# Start of Records to use

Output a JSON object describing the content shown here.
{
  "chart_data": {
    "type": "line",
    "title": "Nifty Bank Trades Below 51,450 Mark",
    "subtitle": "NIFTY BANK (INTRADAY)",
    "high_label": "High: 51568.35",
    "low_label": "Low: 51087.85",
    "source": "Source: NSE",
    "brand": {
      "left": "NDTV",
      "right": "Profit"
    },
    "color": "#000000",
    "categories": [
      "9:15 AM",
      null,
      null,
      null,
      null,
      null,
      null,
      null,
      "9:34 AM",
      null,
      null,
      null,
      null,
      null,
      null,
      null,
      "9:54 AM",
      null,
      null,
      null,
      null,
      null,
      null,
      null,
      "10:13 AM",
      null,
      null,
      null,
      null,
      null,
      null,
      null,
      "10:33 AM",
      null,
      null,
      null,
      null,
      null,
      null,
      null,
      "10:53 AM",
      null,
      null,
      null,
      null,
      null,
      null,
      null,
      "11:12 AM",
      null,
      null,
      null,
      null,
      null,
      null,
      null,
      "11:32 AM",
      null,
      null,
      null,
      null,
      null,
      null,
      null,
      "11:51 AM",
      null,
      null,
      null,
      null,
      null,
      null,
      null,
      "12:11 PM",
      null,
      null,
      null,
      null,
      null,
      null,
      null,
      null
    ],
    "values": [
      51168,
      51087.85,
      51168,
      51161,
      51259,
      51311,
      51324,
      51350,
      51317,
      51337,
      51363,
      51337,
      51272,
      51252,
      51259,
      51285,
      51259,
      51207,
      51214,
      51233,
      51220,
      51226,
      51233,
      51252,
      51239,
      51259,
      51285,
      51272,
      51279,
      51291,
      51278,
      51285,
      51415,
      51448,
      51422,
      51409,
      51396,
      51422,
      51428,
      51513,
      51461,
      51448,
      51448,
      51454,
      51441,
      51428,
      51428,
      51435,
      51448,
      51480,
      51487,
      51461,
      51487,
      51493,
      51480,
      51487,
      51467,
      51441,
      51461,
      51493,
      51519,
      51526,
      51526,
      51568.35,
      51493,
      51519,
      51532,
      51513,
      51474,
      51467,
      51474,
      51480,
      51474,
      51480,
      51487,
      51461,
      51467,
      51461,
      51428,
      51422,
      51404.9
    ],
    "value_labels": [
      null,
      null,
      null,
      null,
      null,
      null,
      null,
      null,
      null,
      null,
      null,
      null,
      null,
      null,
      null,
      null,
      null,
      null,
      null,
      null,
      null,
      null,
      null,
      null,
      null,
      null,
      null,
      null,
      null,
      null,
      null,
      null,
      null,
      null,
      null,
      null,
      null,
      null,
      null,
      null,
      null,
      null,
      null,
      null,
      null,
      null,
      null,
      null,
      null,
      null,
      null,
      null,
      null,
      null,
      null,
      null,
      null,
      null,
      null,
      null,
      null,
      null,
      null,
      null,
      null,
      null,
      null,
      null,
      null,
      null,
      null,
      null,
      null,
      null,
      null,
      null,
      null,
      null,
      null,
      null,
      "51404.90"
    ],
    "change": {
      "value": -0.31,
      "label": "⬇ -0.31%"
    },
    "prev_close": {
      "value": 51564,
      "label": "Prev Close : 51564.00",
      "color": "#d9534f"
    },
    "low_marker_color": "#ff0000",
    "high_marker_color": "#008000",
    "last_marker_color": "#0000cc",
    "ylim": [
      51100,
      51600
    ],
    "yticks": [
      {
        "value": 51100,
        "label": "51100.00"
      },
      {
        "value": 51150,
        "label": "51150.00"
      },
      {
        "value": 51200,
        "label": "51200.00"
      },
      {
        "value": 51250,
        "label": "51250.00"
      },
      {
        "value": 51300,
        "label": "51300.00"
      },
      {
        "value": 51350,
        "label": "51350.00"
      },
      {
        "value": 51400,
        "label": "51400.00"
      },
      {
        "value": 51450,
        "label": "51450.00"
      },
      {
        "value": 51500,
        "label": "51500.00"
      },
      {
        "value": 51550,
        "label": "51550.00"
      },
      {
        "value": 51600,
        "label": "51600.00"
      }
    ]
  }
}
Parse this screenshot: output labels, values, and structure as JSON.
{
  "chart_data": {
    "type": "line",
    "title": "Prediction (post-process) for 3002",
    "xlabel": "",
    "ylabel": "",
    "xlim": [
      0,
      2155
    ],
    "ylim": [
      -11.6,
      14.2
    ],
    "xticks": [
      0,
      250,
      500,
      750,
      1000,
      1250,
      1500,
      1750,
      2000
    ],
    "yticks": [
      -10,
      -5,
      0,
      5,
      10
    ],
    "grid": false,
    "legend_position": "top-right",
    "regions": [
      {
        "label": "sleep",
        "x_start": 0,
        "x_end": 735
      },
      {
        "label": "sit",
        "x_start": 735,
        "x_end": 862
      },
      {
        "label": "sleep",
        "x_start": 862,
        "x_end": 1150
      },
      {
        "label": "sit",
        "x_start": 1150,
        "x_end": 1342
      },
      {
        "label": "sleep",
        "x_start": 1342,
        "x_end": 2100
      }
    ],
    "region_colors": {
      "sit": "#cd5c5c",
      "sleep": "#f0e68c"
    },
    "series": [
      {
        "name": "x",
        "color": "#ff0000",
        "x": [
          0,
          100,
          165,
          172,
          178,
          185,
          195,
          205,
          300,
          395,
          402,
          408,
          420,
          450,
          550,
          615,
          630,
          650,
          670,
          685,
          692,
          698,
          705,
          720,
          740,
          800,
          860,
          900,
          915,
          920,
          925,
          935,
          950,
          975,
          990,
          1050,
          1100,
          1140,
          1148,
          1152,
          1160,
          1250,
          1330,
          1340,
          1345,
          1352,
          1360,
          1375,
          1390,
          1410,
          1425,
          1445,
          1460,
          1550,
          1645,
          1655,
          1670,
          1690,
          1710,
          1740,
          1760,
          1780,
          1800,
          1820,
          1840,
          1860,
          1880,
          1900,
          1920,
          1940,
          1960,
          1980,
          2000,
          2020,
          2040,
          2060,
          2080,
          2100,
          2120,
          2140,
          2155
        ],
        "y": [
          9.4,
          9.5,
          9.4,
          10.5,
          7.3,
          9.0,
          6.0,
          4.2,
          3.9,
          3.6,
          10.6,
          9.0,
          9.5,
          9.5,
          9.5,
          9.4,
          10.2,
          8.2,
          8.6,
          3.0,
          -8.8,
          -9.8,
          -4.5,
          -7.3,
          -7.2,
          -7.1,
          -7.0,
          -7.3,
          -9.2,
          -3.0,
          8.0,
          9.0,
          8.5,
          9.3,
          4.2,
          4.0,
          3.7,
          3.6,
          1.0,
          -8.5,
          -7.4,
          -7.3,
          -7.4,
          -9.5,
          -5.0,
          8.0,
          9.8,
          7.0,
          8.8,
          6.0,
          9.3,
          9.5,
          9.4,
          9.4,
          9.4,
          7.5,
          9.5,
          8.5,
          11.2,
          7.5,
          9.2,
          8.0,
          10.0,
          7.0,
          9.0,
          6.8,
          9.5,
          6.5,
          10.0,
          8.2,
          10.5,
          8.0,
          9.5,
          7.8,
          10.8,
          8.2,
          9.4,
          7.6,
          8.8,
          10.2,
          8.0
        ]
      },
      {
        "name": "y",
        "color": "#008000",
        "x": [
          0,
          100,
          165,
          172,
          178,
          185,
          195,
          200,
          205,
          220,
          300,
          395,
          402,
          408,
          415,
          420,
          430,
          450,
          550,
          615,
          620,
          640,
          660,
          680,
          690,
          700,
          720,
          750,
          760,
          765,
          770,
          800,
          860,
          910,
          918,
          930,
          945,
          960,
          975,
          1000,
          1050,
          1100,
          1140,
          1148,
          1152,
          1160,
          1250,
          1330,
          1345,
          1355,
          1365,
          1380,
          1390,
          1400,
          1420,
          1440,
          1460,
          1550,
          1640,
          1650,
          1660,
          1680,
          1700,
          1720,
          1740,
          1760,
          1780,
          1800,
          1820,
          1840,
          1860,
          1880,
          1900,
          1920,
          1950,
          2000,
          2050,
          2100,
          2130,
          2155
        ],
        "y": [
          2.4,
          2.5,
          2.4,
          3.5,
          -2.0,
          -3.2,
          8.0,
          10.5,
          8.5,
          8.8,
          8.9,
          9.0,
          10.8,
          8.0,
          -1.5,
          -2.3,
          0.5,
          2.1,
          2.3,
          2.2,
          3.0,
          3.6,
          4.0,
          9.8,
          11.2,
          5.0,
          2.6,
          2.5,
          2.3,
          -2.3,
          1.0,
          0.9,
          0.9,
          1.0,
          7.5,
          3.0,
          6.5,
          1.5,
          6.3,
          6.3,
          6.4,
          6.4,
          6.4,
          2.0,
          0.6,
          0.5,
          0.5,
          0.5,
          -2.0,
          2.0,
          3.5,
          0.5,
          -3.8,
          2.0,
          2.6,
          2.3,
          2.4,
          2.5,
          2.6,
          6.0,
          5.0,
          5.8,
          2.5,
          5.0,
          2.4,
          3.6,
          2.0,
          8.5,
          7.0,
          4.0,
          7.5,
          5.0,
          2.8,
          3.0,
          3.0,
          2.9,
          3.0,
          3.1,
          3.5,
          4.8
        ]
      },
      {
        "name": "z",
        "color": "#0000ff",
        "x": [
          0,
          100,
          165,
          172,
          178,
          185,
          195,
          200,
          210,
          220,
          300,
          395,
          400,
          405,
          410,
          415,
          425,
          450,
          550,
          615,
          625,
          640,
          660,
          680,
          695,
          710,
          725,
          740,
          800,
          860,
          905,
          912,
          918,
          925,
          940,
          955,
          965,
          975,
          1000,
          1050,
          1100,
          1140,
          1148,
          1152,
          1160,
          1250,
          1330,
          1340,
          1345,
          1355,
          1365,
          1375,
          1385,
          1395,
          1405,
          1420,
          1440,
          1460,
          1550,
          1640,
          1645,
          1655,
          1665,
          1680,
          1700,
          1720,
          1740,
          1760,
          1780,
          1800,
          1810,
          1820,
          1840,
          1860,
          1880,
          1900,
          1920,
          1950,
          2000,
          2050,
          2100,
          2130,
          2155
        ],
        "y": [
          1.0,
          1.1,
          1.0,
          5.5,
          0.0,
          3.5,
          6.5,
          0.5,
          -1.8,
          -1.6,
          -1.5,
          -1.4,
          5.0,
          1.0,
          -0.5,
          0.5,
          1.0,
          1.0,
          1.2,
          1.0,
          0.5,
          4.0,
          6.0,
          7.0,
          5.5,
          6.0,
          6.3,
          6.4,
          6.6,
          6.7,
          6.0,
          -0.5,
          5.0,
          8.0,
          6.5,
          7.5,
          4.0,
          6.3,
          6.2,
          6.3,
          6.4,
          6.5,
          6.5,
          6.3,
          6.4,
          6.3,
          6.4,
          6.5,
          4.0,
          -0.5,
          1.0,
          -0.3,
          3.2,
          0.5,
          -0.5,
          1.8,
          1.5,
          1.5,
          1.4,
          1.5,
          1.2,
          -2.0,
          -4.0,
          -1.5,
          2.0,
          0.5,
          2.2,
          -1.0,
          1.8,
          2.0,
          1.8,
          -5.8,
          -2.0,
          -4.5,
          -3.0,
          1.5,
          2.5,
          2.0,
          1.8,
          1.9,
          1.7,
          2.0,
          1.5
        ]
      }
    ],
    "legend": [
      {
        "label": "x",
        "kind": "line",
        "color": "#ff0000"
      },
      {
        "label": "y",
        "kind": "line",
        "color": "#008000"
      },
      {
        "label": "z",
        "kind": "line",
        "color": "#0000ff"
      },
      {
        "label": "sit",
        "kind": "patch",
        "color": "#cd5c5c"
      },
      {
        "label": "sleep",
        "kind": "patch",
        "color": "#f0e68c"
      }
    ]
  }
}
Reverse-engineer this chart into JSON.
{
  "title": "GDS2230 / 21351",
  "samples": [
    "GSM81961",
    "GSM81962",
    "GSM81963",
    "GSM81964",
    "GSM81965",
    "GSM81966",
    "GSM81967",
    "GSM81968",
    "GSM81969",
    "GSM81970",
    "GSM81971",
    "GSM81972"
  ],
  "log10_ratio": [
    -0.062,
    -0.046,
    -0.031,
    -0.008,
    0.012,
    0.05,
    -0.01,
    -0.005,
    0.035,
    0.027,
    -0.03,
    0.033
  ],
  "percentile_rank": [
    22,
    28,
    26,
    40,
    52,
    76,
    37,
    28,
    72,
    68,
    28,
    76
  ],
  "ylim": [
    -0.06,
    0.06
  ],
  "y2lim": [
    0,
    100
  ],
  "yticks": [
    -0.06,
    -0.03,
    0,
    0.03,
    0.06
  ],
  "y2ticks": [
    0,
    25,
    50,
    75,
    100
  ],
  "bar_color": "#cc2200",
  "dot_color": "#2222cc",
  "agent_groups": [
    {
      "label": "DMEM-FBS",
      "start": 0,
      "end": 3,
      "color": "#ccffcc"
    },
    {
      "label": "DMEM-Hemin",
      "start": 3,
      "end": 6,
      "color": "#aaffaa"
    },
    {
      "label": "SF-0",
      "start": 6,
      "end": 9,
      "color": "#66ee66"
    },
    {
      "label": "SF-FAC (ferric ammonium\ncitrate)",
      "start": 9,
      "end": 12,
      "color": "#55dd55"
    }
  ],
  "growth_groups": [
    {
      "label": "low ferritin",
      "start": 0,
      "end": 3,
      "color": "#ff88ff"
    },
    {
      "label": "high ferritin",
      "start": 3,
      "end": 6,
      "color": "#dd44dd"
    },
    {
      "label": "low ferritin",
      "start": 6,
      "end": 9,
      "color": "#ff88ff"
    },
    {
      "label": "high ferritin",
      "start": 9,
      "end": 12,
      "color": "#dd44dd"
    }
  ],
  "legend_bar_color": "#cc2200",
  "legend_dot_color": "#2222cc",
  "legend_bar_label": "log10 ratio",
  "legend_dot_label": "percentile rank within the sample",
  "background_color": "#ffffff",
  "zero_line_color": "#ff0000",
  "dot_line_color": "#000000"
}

# End of Records to use

## Problem to solve
Count every line above that holds the word "this", and state the number and nothing more.

## Completed task
2